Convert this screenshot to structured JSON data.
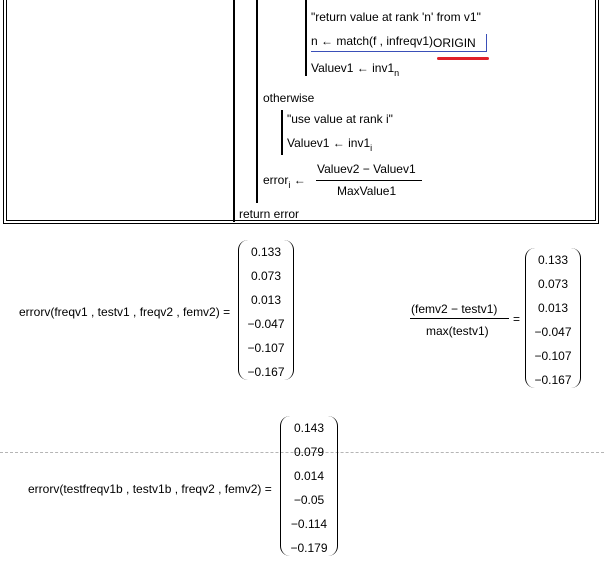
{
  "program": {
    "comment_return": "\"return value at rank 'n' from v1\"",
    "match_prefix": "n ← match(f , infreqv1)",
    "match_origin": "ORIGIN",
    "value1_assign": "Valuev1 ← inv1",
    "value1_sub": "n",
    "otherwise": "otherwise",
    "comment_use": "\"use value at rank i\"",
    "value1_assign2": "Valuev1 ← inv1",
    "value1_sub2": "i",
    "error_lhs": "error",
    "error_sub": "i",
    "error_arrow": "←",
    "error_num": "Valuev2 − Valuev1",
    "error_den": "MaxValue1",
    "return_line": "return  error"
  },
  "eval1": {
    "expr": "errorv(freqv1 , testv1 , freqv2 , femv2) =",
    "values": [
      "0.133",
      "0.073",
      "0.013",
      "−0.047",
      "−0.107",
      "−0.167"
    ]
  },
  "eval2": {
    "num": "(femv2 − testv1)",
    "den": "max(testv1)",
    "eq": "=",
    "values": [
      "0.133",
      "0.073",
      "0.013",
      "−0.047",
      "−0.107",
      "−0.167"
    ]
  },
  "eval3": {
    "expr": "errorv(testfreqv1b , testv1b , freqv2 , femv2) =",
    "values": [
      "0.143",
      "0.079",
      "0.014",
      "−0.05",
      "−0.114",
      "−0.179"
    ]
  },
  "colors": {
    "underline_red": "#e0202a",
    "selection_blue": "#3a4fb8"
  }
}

※

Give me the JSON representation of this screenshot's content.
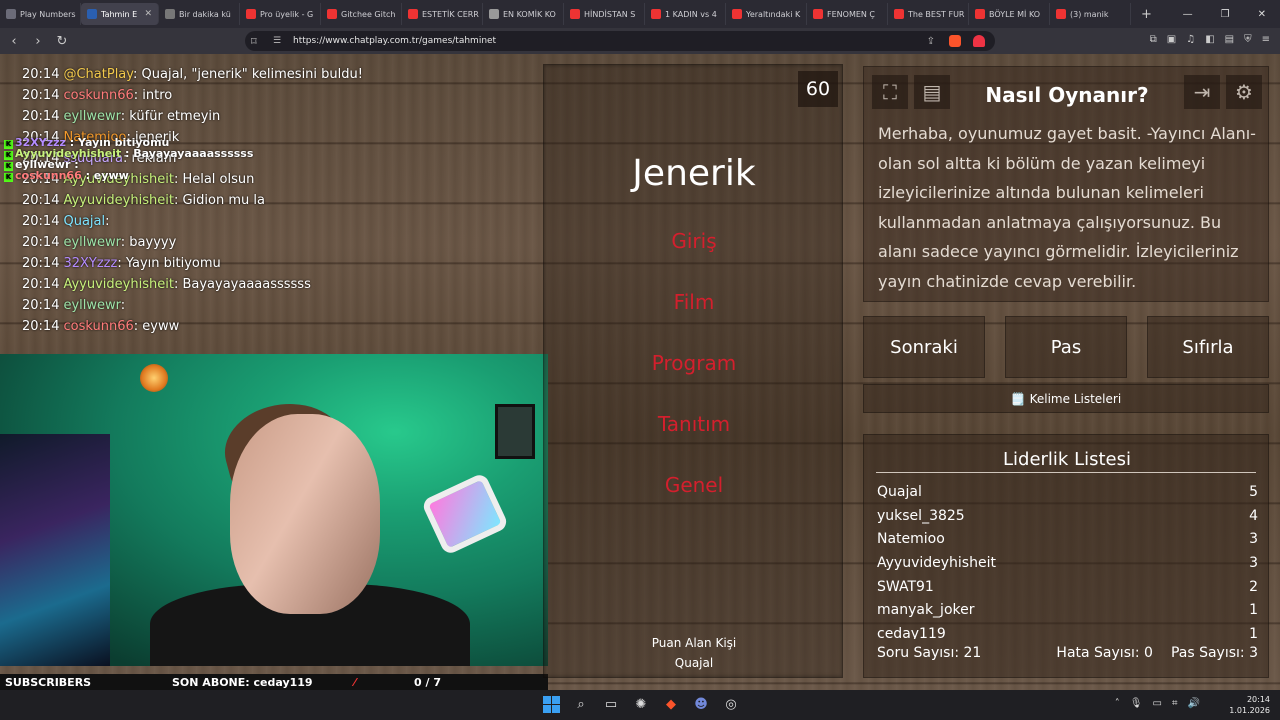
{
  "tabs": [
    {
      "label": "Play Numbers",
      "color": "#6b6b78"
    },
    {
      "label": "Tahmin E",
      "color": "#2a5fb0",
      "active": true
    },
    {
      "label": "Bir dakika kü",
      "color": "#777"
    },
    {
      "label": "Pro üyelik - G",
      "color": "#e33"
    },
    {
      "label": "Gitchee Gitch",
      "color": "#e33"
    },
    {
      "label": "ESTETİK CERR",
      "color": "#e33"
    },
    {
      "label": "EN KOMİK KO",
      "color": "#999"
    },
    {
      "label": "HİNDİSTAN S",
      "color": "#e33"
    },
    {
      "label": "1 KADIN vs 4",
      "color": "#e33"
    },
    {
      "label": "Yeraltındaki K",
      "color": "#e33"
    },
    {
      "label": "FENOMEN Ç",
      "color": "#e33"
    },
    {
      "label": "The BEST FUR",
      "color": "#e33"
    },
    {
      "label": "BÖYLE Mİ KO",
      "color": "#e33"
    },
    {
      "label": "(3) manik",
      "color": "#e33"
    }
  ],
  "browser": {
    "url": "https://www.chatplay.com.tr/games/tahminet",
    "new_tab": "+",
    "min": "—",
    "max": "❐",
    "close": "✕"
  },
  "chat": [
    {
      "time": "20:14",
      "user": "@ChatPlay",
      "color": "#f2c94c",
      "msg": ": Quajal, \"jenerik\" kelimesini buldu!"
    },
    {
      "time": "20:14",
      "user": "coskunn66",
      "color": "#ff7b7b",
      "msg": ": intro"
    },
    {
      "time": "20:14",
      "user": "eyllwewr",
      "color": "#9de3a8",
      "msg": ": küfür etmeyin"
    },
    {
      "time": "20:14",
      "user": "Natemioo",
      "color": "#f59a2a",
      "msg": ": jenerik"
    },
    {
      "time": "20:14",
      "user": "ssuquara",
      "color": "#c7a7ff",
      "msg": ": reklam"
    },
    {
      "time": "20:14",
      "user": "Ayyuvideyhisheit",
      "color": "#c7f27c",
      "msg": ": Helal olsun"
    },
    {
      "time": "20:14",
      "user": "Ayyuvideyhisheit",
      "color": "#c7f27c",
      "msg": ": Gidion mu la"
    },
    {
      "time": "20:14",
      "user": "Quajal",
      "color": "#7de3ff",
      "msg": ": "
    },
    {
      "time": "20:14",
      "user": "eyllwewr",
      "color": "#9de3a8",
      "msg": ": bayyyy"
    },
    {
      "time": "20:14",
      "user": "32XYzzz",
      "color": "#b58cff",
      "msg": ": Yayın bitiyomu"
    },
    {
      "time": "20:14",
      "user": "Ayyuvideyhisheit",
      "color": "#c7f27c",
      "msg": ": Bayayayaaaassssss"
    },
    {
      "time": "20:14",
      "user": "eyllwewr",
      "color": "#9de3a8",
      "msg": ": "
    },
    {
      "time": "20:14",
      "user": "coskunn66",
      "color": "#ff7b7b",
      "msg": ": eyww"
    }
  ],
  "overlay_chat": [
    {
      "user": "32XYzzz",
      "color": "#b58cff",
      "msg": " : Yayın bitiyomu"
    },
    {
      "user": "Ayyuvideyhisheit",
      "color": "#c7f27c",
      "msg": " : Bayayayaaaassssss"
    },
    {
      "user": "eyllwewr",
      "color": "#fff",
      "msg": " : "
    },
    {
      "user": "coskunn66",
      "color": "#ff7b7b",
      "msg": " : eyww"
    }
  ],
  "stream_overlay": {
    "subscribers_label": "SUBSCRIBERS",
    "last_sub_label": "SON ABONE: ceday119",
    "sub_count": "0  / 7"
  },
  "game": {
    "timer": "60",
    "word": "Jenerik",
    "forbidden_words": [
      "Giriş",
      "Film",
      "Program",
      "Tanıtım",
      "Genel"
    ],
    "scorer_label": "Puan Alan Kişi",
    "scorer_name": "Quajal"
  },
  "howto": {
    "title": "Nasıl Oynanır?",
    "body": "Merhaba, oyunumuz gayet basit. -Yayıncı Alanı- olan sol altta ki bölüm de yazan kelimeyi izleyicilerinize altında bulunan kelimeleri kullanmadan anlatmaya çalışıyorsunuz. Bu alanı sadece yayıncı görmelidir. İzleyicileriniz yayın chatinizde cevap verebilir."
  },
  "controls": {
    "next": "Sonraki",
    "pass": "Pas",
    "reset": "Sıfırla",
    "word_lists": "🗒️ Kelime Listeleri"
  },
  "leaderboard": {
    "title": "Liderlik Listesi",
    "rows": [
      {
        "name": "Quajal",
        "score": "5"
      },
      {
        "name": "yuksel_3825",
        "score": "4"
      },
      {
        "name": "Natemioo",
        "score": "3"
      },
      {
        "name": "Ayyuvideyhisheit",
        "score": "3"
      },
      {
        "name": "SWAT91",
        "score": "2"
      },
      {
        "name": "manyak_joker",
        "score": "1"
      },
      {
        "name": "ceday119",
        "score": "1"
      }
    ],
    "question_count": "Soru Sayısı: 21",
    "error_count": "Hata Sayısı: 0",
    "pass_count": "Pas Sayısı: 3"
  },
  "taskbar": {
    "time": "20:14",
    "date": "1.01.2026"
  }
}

※

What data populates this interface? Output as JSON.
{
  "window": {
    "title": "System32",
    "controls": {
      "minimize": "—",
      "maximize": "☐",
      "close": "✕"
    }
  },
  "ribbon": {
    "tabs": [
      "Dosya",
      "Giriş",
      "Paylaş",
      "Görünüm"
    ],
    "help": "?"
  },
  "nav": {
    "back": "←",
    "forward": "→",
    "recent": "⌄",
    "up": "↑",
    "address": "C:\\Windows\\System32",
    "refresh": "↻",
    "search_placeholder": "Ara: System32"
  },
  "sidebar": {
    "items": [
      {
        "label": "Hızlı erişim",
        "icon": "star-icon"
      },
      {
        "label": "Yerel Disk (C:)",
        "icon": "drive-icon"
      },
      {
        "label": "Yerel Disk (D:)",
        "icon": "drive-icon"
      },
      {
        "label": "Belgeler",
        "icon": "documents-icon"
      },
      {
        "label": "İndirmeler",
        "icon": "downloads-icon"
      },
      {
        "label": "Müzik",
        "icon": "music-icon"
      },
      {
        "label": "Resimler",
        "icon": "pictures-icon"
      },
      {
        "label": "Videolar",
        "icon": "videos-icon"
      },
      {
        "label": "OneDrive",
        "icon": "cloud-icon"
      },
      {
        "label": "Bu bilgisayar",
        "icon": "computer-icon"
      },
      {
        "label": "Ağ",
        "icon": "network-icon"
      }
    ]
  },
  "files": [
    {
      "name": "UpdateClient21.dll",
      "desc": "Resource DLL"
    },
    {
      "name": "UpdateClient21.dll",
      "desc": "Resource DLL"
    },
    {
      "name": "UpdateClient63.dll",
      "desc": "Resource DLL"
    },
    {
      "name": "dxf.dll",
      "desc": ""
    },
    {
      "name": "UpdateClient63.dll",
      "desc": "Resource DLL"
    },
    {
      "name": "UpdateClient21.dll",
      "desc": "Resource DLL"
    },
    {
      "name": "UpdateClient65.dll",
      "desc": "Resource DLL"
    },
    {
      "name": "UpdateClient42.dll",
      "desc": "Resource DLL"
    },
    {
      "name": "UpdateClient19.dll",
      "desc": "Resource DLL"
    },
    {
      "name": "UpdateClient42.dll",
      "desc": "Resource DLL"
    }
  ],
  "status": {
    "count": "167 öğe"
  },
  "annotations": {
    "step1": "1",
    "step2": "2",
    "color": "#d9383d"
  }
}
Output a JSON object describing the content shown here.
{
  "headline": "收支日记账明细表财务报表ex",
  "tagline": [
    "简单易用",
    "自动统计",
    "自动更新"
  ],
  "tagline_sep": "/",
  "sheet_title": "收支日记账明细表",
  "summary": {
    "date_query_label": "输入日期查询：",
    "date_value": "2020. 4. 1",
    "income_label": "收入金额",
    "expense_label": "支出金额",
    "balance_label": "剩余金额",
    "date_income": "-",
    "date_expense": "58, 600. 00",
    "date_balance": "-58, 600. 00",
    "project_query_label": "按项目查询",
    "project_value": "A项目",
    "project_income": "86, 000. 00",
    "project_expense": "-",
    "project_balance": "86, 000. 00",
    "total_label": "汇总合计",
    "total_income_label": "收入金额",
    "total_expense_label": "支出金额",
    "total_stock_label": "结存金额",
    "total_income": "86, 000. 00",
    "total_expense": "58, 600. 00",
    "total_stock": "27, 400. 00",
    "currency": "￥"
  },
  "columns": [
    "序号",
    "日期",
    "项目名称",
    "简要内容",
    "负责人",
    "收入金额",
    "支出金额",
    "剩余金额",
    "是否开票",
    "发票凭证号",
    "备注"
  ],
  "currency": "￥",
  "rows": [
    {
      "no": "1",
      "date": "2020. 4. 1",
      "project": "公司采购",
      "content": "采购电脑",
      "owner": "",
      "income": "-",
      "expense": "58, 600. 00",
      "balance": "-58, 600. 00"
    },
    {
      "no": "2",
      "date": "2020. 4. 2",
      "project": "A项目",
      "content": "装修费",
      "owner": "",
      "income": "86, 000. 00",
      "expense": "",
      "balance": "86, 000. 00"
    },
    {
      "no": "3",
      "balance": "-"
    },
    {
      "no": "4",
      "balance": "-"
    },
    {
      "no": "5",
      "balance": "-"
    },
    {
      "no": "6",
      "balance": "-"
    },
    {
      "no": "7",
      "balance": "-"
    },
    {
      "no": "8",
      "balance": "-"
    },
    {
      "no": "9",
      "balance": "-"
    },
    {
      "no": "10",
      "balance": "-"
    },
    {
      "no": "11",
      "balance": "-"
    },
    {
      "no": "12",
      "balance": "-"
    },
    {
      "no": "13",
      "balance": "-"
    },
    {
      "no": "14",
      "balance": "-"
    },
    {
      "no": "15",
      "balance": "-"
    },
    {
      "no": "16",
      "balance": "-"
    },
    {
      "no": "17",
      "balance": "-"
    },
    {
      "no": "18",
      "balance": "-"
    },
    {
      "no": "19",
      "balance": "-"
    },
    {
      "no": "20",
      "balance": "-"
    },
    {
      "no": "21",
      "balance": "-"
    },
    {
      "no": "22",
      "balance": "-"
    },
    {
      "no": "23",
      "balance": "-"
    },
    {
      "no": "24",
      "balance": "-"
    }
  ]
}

※

> **Your objective**
Check every line of the data, and copy the ones that contain "Sayısı".

> **Exercise answer**
    "question_count": "Soru Sayısı: 21",
    "error_count": "Hata Sayısı: 0",
    "pass_count": "Pas Sayısı: 3"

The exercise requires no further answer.